=== Record list ===
* * *

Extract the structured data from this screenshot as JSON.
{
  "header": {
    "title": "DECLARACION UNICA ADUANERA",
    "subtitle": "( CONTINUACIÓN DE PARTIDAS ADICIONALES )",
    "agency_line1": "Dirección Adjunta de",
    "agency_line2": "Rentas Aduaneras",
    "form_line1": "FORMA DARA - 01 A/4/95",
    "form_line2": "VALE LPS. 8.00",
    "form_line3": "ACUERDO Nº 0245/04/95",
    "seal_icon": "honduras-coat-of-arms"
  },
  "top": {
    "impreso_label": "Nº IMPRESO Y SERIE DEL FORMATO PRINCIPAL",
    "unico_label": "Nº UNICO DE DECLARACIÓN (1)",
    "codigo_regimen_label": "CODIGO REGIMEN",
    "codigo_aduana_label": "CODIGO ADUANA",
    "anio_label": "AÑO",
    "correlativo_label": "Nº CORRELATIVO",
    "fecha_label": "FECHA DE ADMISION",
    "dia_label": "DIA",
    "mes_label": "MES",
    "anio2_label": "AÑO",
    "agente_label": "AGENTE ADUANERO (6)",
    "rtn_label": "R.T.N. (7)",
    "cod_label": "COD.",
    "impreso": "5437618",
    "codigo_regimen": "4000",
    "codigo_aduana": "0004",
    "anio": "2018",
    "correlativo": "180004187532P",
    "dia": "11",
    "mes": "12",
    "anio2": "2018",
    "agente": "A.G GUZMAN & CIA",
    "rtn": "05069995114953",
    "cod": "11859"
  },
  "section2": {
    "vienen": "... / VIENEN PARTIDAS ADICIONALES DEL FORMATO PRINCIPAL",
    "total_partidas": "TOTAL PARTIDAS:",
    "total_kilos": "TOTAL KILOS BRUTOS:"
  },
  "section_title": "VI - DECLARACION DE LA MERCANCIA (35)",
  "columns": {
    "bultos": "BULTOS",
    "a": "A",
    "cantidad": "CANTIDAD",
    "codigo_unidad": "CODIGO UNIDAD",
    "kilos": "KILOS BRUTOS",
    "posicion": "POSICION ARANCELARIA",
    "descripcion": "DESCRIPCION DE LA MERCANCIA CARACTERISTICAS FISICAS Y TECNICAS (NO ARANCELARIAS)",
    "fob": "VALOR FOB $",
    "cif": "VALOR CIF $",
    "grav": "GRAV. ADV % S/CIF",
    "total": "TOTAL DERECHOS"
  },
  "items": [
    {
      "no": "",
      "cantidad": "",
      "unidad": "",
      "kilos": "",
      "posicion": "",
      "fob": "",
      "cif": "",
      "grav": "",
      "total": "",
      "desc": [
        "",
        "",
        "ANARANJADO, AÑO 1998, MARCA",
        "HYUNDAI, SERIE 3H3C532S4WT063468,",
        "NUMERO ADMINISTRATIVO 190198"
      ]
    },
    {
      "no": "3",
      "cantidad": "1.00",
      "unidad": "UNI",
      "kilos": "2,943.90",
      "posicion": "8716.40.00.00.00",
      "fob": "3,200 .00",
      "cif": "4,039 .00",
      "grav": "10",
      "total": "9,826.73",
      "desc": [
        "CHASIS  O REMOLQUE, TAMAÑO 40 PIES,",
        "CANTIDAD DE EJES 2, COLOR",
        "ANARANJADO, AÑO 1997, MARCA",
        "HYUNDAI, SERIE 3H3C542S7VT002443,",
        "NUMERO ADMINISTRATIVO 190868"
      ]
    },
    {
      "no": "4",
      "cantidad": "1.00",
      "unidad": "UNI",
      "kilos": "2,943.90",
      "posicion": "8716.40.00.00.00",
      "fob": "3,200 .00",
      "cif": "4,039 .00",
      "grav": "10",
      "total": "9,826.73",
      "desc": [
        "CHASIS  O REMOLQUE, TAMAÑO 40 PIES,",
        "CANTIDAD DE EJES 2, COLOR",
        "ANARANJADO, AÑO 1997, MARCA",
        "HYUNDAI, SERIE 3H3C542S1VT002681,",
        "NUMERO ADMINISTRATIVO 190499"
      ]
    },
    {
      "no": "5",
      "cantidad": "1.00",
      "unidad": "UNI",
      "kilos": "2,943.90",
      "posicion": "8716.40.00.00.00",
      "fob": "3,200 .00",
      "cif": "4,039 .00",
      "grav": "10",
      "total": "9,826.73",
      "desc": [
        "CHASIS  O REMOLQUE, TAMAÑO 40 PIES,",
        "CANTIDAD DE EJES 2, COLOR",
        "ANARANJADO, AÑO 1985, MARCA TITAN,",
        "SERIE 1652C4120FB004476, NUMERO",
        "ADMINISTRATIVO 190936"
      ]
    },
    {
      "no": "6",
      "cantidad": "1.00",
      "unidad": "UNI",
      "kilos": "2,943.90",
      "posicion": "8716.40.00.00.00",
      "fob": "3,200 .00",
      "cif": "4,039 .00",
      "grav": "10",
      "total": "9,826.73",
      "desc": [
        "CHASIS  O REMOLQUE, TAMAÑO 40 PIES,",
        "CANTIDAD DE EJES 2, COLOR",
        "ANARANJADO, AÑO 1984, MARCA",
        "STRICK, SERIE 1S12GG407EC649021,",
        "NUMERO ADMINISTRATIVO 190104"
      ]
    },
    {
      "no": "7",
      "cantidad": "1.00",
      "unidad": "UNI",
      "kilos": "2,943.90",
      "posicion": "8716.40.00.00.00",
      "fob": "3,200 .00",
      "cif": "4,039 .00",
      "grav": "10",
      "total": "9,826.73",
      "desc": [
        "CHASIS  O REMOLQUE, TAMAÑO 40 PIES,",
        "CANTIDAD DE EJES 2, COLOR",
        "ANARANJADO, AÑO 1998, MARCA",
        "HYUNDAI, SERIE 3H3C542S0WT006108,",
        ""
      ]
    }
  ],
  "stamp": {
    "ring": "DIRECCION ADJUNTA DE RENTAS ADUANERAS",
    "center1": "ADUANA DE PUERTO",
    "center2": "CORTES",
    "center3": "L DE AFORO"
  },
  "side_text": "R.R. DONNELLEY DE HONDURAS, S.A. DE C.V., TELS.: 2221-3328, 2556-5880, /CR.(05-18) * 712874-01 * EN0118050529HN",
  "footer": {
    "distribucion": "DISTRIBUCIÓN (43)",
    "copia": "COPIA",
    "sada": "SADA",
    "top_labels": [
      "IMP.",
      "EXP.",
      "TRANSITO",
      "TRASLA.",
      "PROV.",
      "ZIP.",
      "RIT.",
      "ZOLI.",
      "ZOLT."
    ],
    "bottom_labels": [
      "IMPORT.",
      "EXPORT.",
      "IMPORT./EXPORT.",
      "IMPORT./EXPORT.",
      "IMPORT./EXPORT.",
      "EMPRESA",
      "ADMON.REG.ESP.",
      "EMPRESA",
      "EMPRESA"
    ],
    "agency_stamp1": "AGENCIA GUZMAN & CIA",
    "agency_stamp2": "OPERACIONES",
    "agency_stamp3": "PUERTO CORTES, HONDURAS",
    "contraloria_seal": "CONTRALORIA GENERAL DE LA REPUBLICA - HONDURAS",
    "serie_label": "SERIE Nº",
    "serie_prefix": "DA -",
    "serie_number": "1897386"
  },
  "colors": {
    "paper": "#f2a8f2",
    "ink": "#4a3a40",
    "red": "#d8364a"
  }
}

* * *

=== Given instruction ===
Please restate the data word for word, every record included.

=== Final answer ===
Extract the structured data from this screenshot as JSON.
{
  "header": {
    "title": "DECLARACION UNICA ADUANERA",
    "subtitle": "( CONTINUACIÓN DE PARTIDAS ADICIONALES )",
    "agency_line1": "Dirección Adjunta de",
    "agency_line2": "Rentas Aduaneras",
    "form_line1": "FORMA DARA - 01 A/4/95",
    "form_line2": "VALE LPS. 8.00",
    "form_line3": "ACUERDO Nº 0245/04/95",
    "seal_icon": "honduras-coat-of-arms"
  },
  "top": {
    "impreso_label": "Nº IMPRESO Y SERIE DEL FORMATO PRINCIPAL",
    "unico_label": "Nº UNICO DE DECLARACIÓN (1)",
    "codigo_regimen_label": "CODIGO REGIMEN",
    "codigo_aduana_label": "CODIGO ADUANA",
    "anio_label": "AÑO",
    "correlativo_label": "Nº CORRELATIVO",
    "fecha_label": "FECHA DE ADMISION",
    "dia_label": "DIA",
    "mes_label": "MES",
    "anio2_label": "AÑO",
    "agente_label": "AGENTE ADUANERO (6)",
    "rtn_label": "R.T.N. (7)",
    "cod_label": "COD.",
    "impreso": "5437618",
    "codigo_regimen": "4000",
    "codigo_aduana": "0004",
    "anio": "2018",
    "correlativo": "180004187532P",
    "dia": "11",
    "mes": "12",
    "anio2": "2018",
    "agente": "A.G GUZMAN & CIA",
    "rtn": "05069995114953",
    "cod": "11859"
  },
  "section2": {
    "vienen": "... / VIENEN PARTIDAS ADICIONALES DEL FORMATO PRINCIPAL",
    "total_partidas": "TOTAL PARTIDAS:",
    "total_kilos": "TOTAL KILOS BRUTOS:"
  },
  "section_title": "VI - DECLARACION DE LA MERCANCIA (35)",
  "columns": {
    "bultos": "BULTOS",
    "a": "A",
    "cantidad": "CANTIDAD",
    "codigo_unidad": "CODIGO UNIDAD",
    "kilos": "KILOS BRUTOS",
    "posicion": "POSICION ARANCELARIA",
    "descripcion": "DESCRIPCION DE LA MERCANCIA CARACTERISTICAS FISICAS Y TECNICAS (NO ARANCELARIAS)",
    "fob": "VALOR FOB $",
    "cif": "VALOR CIF $",
    "grav": "GRAV. ADV % S/CIF",
    "total": "TOTAL DERECHOS"
  },
  "items": [
    {
      "no": "",
      "cantidad": "",
      "unidad": "",
      "kilos": "",
      "posicion": "",
      "fob": "",
      "cif": "",
      "grav": "",
      "total": "",
      "desc": [
        "",
        "",
        "ANARANJADO, AÑO 1998, MARCA",
        "HYUNDAI, SERIE 3H3C532S4WT063468,",
        "NUMERO ADMINISTRATIVO 190198"
      ]
    },
    {
      "no": "3",
      "cantidad": "1.00",
      "unidad": "UNI",
      "kilos": "2,943.90",
      "posicion": "8716.40.00.00.00",
      "fob": "3,200 .00",
      "cif": "4,039 .00",
      "grav": "10",
      "total": "9,826.73",
      "desc": [
        "CHASIS  O REMOLQUE, TAMAÑO 40 PIES,",
        "CANTIDAD DE EJES 2, COLOR",
        "ANARANJADO, AÑO 1997, MARCA",
        "HYUNDAI, SERIE 3H3C542S7VT002443,",
        "NUMERO ADMINISTRATIVO 190868"
      ]
    },
    {
      "no": "4",
      "cantidad": "1.00",
      "unidad": "UNI",
      "kilos": "2,943.90",
      "posicion": "8716.40.00.00.00",
      "fob": "3,200 .00",
      "cif": "4,039 .00",
      "grav": "10",
      "total": "9,826.73",
      "desc": [
        "CHASIS  O REMOLQUE, TAMAÑO 40 PIES,",
        "CANTIDAD DE EJES 2, COLOR",
        "ANARANJADO, AÑO 1997, MARCA",
        "HYUNDAI, SERIE 3H3C542S1VT002681,",
        "NUMERO ADMINISTRATIVO 190499"
      ]
    },
    {
      "no": "5",
      "cantidad": "1.00",
      "unidad": "UNI",
      "kilos": "2,943.90",
      "posicion": "8716.40.00.00.00",
      "fob": "3,200 .00",
      "cif": "4,039 .00",
      "grav": "10",
      "total": "9,826.73",
      "desc": [
        "CHASIS  O REMOLQUE, TAMAÑO 40 PIES,",
        "CANTIDAD DE EJES 2, COLOR",
        "ANARANJADO, AÑO 1985, MARCA TITAN,",
        "SERIE 1652C4120FB004476, NUMERO",
        "ADMINISTRATIVO 190936"
      ]
    },
    {
      "no": "6",
      "cantidad": "1.00",
      "unidad": "UNI",
      "kilos": "2,943.90",
      "posicion": "8716.40.00.00.00",
      "fob": "3,200 .00",
      "cif": "4,039 .00",
      "grav": "10",
      "total": "9,826.73",
      "desc": [
        "CHASIS  O REMOLQUE, TAMAÑO 40 PIES,",
        "CANTIDAD DE EJES 2, COLOR",
        "ANARANJADO, AÑO 1984, MARCA",
        "STRICK, SERIE 1S12GG407EC649021,",
        "NUMERO ADMINISTRATIVO 190104"
      ]
    },
    {
      "no": "7",
      "cantidad": "1.00",
      "unidad": "UNI",
      "kilos": "2,943.90",
      "posicion": "8716.40.00.00.00",
      "fob": "3,200 .00",
      "cif": "4,039 .00",
      "grav": "10",
      "total": "9,826.73",
      "desc": [
        "CHASIS  O REMOLQUE, TAMAÑO 40 PIES,",
        "CANTIDAD DE EJES 2, COLOR",
        "ANARANJADO, AÑO 1998, MARCA",
        "HYUNDAI, SERIE 3H3C542S0WT006108,",
        ""
      ]
    }
  ],
  "stamp": {
    "ring": "DIRECCION ADJUNTA DE RENTAS ADUANERAS",
    "center1": "ADUANA DE PUERTO",
    "center2": "CORTES",
    "center3": "L DE AFORO"
  },
  "side_text": "R.R. DONNELLEY DE HONDURAS, S.A. DE C.V., TELS.: 2221-3328, 2556-5880, /CR.(05-18) * 712874-01 * EN0118050529HN",
  "footer": {
    "distribucion": "DISTRIBUCIÓN (43)",
    "copia": "COPIA",
    "sada": "SADA",
    "top_labels": [
      "IMP.",
      "EXP.",
      "TRANSITO",
      "TRASLA.",
      "PROV.",
      "ZIP.",
      "RIT.",
      "ZOLI.",
      "ZOLT."
    ],
    "bottom_labels": [
      "IMPORT.",
      "EXPORT.",
      "IMPORT./EXPORT.",
      "IMPORT./EXPORT.",
      "IMPORT./EXPORT.",
      "EMPRESA",
      "ADMON.REG.ESP.",
      "EMPRESA",
      "EMPRESA"
    ],
    "agency_stamp1": "AGENCIA GUZMAN & CIA",
    "agency_stamp2": "OPERACIONES",
    "agency_stamp3": "PUERTO CORTES, HONDURAS",
    "contraloria_seal": "CONTRALORIA GENERAL DE LA REPUBLICA - HONDURAS",
    "serie_label": "SERIE Nº",
    "serie_prefix": "DA -",
    "serie_number": "1897386"
  },
  "colors": {
    "paper": "#f2a8f2",
    "ink": "#4a3a40",
    "red": "#d8364a"
  }
}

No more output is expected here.